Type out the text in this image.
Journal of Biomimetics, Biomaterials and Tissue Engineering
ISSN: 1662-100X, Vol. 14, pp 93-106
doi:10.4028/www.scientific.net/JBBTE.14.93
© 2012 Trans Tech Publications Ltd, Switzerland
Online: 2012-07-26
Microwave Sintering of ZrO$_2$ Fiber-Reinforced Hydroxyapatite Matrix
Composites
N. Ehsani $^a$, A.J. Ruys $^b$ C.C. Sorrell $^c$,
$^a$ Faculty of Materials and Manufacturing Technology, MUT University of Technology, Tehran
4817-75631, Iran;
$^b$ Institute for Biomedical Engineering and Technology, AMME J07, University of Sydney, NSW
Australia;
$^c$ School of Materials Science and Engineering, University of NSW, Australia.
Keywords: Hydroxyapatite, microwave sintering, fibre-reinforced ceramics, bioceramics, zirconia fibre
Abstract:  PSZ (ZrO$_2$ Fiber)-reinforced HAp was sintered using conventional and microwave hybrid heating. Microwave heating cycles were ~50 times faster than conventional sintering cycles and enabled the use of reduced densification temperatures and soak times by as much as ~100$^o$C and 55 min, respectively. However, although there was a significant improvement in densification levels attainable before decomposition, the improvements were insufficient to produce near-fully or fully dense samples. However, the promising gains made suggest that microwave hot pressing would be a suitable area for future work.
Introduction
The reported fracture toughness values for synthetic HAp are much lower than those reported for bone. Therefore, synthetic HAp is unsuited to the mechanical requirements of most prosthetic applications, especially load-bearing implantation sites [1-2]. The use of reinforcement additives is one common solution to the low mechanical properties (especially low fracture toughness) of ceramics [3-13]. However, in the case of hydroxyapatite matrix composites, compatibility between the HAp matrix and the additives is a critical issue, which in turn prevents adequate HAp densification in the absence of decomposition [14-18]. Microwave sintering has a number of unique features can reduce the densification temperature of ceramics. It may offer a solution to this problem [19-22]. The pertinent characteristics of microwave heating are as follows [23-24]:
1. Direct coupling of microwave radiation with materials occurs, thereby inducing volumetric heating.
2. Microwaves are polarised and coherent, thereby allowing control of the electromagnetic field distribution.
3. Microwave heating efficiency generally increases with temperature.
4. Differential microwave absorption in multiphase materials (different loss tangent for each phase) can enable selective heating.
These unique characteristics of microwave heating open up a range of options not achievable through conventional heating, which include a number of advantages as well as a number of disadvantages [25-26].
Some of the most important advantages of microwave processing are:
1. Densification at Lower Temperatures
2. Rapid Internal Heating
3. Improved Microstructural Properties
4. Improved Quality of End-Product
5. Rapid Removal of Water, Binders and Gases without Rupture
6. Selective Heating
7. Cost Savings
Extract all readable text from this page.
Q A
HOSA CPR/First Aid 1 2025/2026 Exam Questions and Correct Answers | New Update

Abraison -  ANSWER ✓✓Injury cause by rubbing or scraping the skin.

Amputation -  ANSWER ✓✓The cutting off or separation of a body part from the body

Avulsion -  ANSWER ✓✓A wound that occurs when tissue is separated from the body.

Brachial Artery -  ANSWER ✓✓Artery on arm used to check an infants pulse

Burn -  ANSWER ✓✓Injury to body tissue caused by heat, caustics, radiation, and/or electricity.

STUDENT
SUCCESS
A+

What needs to be done. Pick each line holding the word "Rapid" out of the data and copy it.

Output below.
2. Rapid Internal Heating
5. Rapid Removal of Water, Binders and Gases without Rupture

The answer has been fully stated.